» **Fragment dokumentu**

*-*-*

My Name is Bruce (2007)

Bruce Campbell – aktor – legenda kina klasy B, znany przede wszystkim z roli Ash’a w trylogii “Martwe zło”. Współpracował z Samem Raimi’m, m.in. przy „It’s Murder!”, „W środku lasu”, czy wyżej wspomnianym „Martwym źle”. W 2007 roku postanowił powspominać stare, dobre czasy i stworzył film, który stał się niejako hołdem dla jego dorobku aktorskiego.

*-*-*

Rekordy z oznaczonymi ramkami:

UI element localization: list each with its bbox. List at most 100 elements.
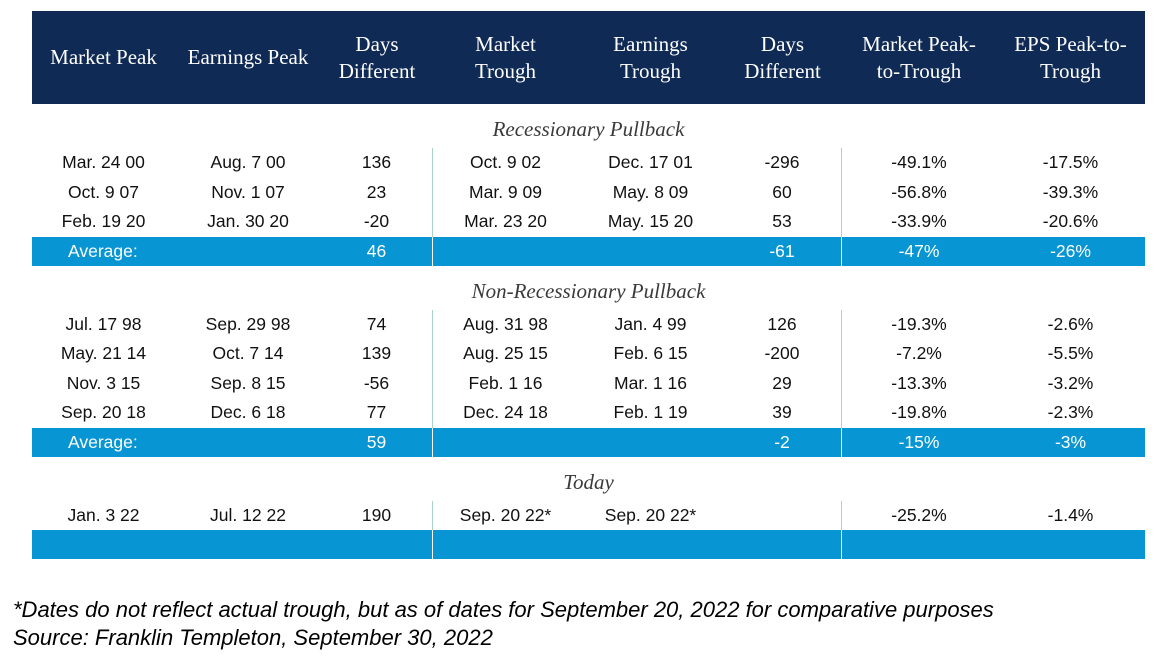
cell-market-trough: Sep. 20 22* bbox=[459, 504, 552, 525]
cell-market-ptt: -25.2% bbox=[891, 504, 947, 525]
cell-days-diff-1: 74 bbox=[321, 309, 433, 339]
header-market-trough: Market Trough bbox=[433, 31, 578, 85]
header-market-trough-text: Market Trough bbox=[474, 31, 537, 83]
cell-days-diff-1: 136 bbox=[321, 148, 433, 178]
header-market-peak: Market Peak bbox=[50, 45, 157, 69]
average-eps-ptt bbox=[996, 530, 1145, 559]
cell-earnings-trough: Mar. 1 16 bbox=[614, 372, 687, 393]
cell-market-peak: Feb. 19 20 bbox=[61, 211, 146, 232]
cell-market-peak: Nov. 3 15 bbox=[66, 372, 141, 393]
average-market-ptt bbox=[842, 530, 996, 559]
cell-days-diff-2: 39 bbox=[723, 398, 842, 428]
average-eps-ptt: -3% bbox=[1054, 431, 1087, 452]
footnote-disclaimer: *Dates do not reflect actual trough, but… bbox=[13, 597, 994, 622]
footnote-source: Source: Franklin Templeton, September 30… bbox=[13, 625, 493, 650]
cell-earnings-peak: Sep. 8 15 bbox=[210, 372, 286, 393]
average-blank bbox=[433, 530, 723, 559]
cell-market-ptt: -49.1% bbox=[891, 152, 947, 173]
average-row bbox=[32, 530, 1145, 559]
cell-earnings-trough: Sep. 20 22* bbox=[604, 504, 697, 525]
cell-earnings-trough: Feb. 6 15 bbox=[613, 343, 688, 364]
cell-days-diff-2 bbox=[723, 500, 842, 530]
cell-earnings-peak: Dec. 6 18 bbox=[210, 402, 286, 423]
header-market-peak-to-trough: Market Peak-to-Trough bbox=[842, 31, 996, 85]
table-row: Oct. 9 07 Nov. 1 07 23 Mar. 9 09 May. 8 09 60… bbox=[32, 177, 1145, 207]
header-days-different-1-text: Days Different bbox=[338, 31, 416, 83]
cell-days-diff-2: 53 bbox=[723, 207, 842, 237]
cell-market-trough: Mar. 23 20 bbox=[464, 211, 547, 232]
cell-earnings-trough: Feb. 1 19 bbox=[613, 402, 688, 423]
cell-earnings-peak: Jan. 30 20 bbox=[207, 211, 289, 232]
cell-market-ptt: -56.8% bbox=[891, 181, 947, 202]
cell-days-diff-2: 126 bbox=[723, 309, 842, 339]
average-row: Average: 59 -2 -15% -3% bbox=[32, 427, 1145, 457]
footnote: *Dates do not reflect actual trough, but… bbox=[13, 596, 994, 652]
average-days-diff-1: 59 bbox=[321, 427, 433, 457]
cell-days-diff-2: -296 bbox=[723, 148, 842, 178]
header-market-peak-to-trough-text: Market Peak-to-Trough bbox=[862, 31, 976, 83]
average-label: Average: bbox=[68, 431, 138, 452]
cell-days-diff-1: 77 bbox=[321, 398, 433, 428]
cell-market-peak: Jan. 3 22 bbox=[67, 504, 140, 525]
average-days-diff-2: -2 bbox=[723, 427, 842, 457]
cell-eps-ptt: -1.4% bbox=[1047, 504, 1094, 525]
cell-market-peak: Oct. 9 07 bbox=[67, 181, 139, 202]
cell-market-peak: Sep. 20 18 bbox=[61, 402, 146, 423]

*-*-*

» **Zadanie**
Sprawdź, czy trzy stwierdzenia zgadzają się z tekstem o Bruce'ie Campbellu. Przy każdym odpowiedz „tak” lub „nie” i przytocz dosłownie słowa tekstu, które o tym rozstrzygają.
1. Bruce Campbell jest znany głównie z roli Asha w trylogii „Martwe zło”.
2. Campbell współpracował z Samem Raimim przy filmie „W środku lasu”.
3. Film będący hołdem dla dorobku aktorskiego Campbella powstał w 2005 roku.
Rekordy nie są tu do niczego potrzebne.

» **Wynik końcowy**
1. Tak: «znany przede wszystkim z roli Ash’a w trylogii “Martwe zło”»
2. Tak: «Współpracował z Samem Raimi’m, m.in. przy „It’s Murder!”, „W środku lasu”»
3. Nie: «W 2007 roku postanowił powspominać stare, dobre czasy i stworzył film»